• [Aim of the exercise]
Every line that holds the string "файлы" is to be identified and copied.

** start Information shown **

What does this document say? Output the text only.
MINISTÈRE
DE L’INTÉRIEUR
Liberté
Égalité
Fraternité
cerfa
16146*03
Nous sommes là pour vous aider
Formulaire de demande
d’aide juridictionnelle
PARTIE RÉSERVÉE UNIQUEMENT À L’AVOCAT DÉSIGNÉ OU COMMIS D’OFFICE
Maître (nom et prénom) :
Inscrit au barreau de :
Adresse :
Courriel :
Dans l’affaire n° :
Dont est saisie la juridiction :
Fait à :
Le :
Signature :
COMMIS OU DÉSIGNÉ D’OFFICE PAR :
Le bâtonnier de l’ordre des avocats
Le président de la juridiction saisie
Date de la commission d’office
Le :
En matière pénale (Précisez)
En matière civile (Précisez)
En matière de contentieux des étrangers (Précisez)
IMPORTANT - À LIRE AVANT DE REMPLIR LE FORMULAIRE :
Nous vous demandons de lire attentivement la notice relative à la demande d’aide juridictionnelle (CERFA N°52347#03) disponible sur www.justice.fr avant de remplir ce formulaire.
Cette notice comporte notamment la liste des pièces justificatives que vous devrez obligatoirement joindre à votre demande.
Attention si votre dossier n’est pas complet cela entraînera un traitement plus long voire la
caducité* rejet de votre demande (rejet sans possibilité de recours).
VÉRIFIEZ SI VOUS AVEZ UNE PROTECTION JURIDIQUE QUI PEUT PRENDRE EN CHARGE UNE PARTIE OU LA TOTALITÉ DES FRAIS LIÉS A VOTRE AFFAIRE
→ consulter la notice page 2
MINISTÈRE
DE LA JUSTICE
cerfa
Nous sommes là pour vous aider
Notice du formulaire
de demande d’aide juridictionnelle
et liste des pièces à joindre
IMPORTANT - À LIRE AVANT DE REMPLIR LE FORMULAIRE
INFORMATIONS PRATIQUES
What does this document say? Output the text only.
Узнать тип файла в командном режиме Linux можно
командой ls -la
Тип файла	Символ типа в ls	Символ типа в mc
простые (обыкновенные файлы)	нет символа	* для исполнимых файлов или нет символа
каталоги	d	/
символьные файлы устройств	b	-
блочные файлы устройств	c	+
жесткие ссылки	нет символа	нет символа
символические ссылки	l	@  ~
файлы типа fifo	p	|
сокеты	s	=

** end Information shown **

• [Full response]
простые (обыкновенные файлы)	нет символа	* для исполнимых файлов или нет символа
символьные файлы устройств	b	-
блочные файлы устройств	c	+
файлы типа fifo	p	|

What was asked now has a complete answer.